● Task to carry out
Transcribe the material in full, exactly as written.
============
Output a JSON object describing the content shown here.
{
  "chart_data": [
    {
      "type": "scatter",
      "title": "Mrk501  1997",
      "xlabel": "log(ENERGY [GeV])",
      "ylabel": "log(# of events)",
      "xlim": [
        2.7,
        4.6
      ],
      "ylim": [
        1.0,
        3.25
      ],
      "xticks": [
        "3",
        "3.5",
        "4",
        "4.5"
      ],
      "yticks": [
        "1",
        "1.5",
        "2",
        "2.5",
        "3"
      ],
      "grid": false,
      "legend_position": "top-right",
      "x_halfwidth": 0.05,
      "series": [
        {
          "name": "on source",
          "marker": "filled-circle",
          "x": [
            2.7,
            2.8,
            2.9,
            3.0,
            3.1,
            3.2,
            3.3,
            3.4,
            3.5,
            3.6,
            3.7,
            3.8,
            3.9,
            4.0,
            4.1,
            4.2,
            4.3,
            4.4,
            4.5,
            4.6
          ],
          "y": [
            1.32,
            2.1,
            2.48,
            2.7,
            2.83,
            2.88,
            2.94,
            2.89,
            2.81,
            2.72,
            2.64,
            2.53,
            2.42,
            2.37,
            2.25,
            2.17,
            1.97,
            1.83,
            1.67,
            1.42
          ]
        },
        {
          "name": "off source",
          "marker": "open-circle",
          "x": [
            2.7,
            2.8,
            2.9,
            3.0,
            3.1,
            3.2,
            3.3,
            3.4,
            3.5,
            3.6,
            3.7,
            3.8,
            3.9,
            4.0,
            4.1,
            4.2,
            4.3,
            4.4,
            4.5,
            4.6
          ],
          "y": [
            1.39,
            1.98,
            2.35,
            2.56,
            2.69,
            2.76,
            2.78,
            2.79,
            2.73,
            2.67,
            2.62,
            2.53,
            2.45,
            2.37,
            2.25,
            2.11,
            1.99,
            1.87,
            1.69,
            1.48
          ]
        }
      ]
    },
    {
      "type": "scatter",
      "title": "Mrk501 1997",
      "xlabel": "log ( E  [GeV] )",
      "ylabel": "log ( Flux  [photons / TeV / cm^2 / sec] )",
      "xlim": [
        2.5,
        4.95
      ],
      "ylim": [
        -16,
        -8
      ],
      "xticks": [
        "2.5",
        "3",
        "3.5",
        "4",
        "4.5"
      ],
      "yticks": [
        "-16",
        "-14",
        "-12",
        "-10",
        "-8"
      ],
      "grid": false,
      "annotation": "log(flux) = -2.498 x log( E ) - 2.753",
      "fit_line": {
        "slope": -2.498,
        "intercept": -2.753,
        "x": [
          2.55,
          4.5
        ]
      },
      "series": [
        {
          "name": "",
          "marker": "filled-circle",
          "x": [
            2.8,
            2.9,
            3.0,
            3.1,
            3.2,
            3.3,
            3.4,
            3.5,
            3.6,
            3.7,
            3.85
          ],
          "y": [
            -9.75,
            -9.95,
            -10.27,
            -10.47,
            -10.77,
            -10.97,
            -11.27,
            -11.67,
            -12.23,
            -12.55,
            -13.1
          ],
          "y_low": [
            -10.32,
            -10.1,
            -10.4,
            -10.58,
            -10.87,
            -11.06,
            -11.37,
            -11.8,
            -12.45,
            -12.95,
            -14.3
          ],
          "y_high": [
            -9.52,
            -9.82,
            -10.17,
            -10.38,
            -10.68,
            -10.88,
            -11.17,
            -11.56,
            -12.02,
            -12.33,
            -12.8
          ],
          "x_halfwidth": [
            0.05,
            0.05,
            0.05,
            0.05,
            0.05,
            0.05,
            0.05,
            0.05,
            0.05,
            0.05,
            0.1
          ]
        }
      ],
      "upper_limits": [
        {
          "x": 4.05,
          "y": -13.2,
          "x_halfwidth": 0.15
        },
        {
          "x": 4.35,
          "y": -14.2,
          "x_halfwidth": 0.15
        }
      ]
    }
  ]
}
============
● Final answer
Output a JSON object describing the content shown here.
{
  "chart_data": [
    {
      "type": "scatter",
      "title": "Mrk501  1997",
      "xlabel": "log(ENERGY [GeV])",
      "ylabel": "log(# of events)",
      "xlim": [
        2.7,
        4.6
      ],
      "ylim": [
        1.0,
        3.25
      ],
      "xticks": [
        "3",
        "3.5",
        "4",
        "4.5"
      ],
      "yticks": [
        "1",
        "1.5",
        "2",
        "2.5",
        "3"
      ],
      "grid": false,
      "legend_position": "top-right",
      "x_halfwidth": 0.05,
      "series": [
        {
          "name": "on source",
          "marker": "filled-circle",
          "x": [
            2.7,
            2.8,
            2.9,
            3.0,
            3.1,
            3.2,
            3.3,
            3.4,
            3.5,
            3.6,
            3.7,
            3.8,
            3.9,
            4.0,
            4.1,
            4.2,
            4.3,
            4.4,
            4.5,
            4.6
          ],
          "y": [
            1.32,
            2.1,
            2.48,
            2.7,
            2.83,
            2.88,
            2.94,
            2.89,
            2.81,
            2.72,
            2.64,
            2.53,
            2.42,
            2.37,
            2.25,
            2.17,
            1.97,
            1.83,
            1.67,
            1.42
          ]
        },
        {
          "name": "off source",
          "marker": "open-circle",
          "x": [
            2.7,
            2.8,
            2.9,
            3.0,
            3.1,
            3.2,
            3.3,
            3.4,
            3.5,
            3.6,
            3.7,
            3.8,
            3.9,
            4.0,
            4.1,
            4.2,
            4.3,
            4.4,
            4.5,
            4.6
          ],
          "y": [
            1.39,
            1.98,
            2.35,
            2.56,
            2.69,
            2.76,
            2.78,
            2.79,
            2.73,
            2.67,
            2.62,
            2.53,
            2.45,
            2.37,
            2.25,
            2.11,
            1.99,
            1.87,
            1.69,
            1.48
          ]
        }
      ]
    },
    {
      "type": "scatter",
      "title": "Mrk501 1997",
      "xlabel": "log ( E  [GeV] )",
      "ylabel": "log ( Flux  [photons / TeV / cm^2 / sec] )",
      "xlim": [
        2.5,
        4.95
      ],
      "ylim": [
        -16,
        -8
      ],
      "xticks": [
        "2.5",
        "3",
        "3.5",
        "4",
        "4.5"
      ],
      "yticks": [
        "-16",
        "-14",
        "-12",
        "-10",
        "-8"
      ],
      "grid": false,
      "annotation": "log(flux) = -2.498 x log( E ) - 2.753",
      "fit_line": {
        "slope": -2.498,
        "intercept": -2.753,
        "x": [
          2.55,
          4.5
        ]
      },
      "series": [
        {
          "name": "",
          "marker": "filled-circle",
          "x": [
            2.8,
            2.9,
            3.0,
            3.1,
            3.2,
            3.3,
            3.4,
            3.5,
            3.6,
            3.7,
            3.85
          ],
          "y": [
            -9.75,
            -9.95,
            -10.27,
            -10.47,
            -10.77,
            -10.97,
            -11.27,
            -11.67,
            -12.23,
            -12.55,
            -13.1
          ],
          "y_low": [
            -10.32,
            -10.1,
            -10.4,
            -10.58,
            -10.87,
            -11.06,
            -11.37,
            -11.8,
            -12.45,
            -12.95,
            -14.3
          ],
          "y_high": [
            -9.52,
            -9.82,
            -10.17,
            -10.38,
            -10.68,
            -10.88,
            -11.17,
            -11.56,
            -12.02,
            -12.33,
            -12.8
          ],
          "x_halfwidth": [
            0.05,
            0.05,
            0.05,
            0.05,
            0.05,
            0.05,
            0.05,
            0.05,
            0.05,
            0.05,
            0.1
          ]
        }
      ],
      "upper_limits": [
        {
          "x": 4.05,
          "y": -13.2,
          "x_halfwidth": 0.15
        },
        {
          "x": 4.35,
          "y": -14.2,
          "x_halfwidth": 0.15
        }
      ]
    }
  ]
}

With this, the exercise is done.